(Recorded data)

.....

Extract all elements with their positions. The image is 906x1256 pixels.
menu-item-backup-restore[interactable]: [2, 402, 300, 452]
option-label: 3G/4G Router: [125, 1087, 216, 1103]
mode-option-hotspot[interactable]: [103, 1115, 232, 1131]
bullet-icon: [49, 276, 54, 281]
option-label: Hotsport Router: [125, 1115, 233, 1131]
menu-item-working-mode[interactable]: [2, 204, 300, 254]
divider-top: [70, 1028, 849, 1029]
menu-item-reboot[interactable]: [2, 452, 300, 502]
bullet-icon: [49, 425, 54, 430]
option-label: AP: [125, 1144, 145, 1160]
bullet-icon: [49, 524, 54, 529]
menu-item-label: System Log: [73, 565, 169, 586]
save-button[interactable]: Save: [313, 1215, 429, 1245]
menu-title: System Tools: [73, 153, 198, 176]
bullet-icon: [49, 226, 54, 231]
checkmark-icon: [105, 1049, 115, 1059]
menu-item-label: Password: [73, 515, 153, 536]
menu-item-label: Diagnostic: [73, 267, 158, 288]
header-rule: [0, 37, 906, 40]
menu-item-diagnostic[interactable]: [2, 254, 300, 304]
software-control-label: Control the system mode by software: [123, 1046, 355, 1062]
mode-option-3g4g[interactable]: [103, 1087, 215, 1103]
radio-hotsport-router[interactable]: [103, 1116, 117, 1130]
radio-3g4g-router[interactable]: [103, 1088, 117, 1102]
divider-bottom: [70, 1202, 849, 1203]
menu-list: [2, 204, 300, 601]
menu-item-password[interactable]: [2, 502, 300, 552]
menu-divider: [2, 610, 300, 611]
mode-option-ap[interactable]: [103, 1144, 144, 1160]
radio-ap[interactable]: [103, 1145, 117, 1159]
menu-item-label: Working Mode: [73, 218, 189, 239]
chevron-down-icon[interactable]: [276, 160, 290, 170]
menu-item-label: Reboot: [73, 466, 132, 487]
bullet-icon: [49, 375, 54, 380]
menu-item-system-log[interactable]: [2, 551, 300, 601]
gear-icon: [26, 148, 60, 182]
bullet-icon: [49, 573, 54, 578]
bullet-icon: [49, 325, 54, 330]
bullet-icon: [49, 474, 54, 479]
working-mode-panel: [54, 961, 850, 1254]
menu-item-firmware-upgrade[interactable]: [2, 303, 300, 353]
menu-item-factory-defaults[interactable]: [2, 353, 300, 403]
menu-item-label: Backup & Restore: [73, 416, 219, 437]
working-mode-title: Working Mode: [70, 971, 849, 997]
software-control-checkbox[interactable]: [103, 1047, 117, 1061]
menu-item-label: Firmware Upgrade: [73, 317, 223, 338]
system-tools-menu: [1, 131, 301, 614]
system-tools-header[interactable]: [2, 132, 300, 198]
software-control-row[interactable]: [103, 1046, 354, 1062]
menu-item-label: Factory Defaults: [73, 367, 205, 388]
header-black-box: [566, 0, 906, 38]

.....

→ **Exercise details**: Copy every line above without any changes.

→ **Exercise answer**:
Extract all elements with their positions. The image is 906x1256 pixels.
menu-item-backup-restore[interactable]: [2, 402, 300, 452]
option-label: 3G/4G Router: [125, 1087, 216, 1103]
mode-option-hotspot[interactable]: [103, 1115, 232, 1131]
bullet-icon: [49, 276, 54, 281]
option-label: Hotsport Router: [125, 1115, 233, 1131]
menu-item-working-mode[interactable]: [2, 204, 300, 254]
divider-top: [70, 1028, 849, 1029]
menu-item-reboot[interactable]: [2, 452, 300, 502]
bullet-icon: [49, 425, 54, 430]
option-label: AP: [125, 1144, 145, 1160]
bullet-icon: [49, 524, 54, 529]
menu-item-label: System Log: [73, 565, 169, 586]
save-button[interactable]: Save: [313, 1215, 429, 1245]
menu-title: System Tools: [73, 153, 198, 176]
bullet-icon: [49, 226, 54, 231]
checkmark-icon: [105, 1049, 115, 1059]
menu-item-label: Password: [73, 515, 153, 536]
menu-item-label: Diagnostic: [73, 267, 158, 288]
header-rule: [0, 37, 906, 40]
menu-item-diagnostic[interactable]: [2, 254, 300, 304]
software-control-label: Control the system mode by software: [123, 1046, 355, 1062]
mode-option-3g4g[interactable]: [103, 1087, 215, 1103]
radio-hotsport-router[interactable]: [103, 1116, 117, 1130]
radio-3g4g-router[interactable]: [103, 1088, 117, 1102]
divider-bottom: [70, 1202, 849, 1203]
menu-list: [2, 204, 300, 601]
menu-item-password[interactable]: [2, 502, 300, 552]
menu-divider: [2, 610, 300, 611]
mode-option-ap[interactable]: [103, 1144, 144, 1160]
radio-ap[interactable]: [103, 1145, 117, 1159]
menu-item-label: Working Mode: [73, 218, 189, 239]
chevron-down-icon[interactable]: [276, 160, 290, 170]
menu-item-label: Reboot: [73, 466, 132, 487]
bullet-icon: [49, 375, 54, 380]
menu-item-system-log[interactable]: [2, 551, 300, 601]
gear-icon: [26, 148, 60, 182]
bullet-icon: [49, 573, 54, 578]
bullet-icon: [49, 325, 54, 330]
bullet-icon: [49, 474, 54, 479]
working-mode-panel: [54, 961, 850, 1254]
menu-item-firmware-upgrade[interactable]: [2, 303, 300, 353]
menu-item-factory-defaults[interactable]: [2, 353, 300, 403]
menu-item-label: Backup & Restore: [73, 416, 219, 437]
working-mode-title: Working Mode: [70, 971, 849, 997]
software-control-checkbox[interactable]: [103, 1047, 117, 1061]
menu-item-label: Firmware Upgrade: [73, 317, 223, 338]
system-tools-menu: [1, 131, 301, 614]
system-tools-header[interactable]: [2, 132, 300, 198]
software-control-row[interactable]: [103, 1046, 354, 1062]
menu-item-label: Factory Defaults: [73, 367, 205, 388]
header-black-box: [566, 0, 906, 38]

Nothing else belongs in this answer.